# Input rows
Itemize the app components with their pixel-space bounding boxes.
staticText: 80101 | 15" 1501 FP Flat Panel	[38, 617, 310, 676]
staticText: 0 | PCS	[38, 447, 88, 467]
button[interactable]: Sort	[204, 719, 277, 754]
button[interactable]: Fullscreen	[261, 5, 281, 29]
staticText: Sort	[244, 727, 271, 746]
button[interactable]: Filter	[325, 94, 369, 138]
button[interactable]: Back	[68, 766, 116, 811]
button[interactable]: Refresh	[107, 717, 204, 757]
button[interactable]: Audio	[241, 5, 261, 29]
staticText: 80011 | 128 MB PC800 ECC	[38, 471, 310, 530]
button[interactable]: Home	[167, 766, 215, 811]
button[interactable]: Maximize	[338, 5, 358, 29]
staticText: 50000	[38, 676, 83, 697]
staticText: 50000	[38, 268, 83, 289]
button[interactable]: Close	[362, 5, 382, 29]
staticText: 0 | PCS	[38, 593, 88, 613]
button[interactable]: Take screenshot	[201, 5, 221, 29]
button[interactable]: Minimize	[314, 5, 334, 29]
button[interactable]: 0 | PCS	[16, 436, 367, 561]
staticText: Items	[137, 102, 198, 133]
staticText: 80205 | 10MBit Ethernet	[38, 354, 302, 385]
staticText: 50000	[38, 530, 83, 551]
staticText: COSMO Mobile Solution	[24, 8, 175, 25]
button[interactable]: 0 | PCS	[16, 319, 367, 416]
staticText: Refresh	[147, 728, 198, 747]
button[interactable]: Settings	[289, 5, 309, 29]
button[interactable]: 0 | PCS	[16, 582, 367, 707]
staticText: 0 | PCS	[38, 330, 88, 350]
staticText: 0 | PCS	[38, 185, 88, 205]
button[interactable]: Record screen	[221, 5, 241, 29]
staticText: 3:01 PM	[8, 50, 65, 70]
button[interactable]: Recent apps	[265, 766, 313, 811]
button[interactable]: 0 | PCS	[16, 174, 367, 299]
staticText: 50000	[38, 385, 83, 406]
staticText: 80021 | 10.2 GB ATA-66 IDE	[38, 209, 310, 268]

# Stated problem
Rewrite the rows above, putting "EA" wherever "PCS" appears and leaving everything else unchanged.

# Solution for this problem
Itemize the app components with their pixel-space bounding boxes.
staticText: 80101 | 15" 1501 FP Flat Panel	[38, 617, 310, 676]
staticText: 0 | EA	[38, 447, 88, 467]
button[interactable]: Sort	[204, 719, 277, 754]
button[interactable]: Fullscreen	[261, 5, 281, 29]
staticText: Sort	[244, 727, 271, 746]
button[interactable]: Filter	[325, 94, 369, 138]
button[interactable]: Back	[68, 766, 116, 811]
button[interactable]: Refresh	[107, 717, 204, 757]
button[interactable]: Audio	[241, 5, 261, 29]
staticText: 80011 | 128 MB PC800 ECC	[38, 471, 310, 530]
button[interactable]: Home	[167, 766, 215, 811]
button[interactable]: Maximize	[338, 5, 358, 29]
staticText: 50000	[38, 676, 83, 697]
staticText: 50000	[38, 268, 83, 289]
button[interactable]: Close	[362, 5, 382, 29]
staticText: 0 | EA	[38, 593, 88, 613]
button[interactable]: Take screenshot	[201, 5, 221, 29]
button[interactable]: Minimize	[314, 5, 334, 29]
button[interactable]: 0 | EA	[16, 436, 367, 561]
staticText: Items	[137, 102, 198, 133]
staticText: 80205 | 10MBit Ethernet	[38, 354, 302, 385]
staticText: 50000	[38, 530, 83, 551]
staticText: COSMO Mobile Solution	[24, 8, 175, 25]
button[interactable]: 0 | EA	[16, 319, 367, 416]
staticText: Refresh	[147, 728, 198, 747]
button[interactable]: Settings	[289, 5, 309, 29]
button[interactable]: 0 | EA	[16, 582, 367, 707]
staticText: 0 | EA	[38, 330, 88, 350]
staticText: 0 | EA	[38, 185, 88, 205]
button[interactable]: Record screen	[221, 5, 241, 29]
staticText: 3:01 PM	[8, 50, 65, 70]
button[interactable]: Recent apps	[265, 766, 313, 811]
button[interactable]: 0 | EA	[16, 174, 367, 299]
staticText: 50000	[38, 385, 83, 406]
staticText: 80021 | 10.2 GB ATA-66 IDE	[38, 209, 310, 268]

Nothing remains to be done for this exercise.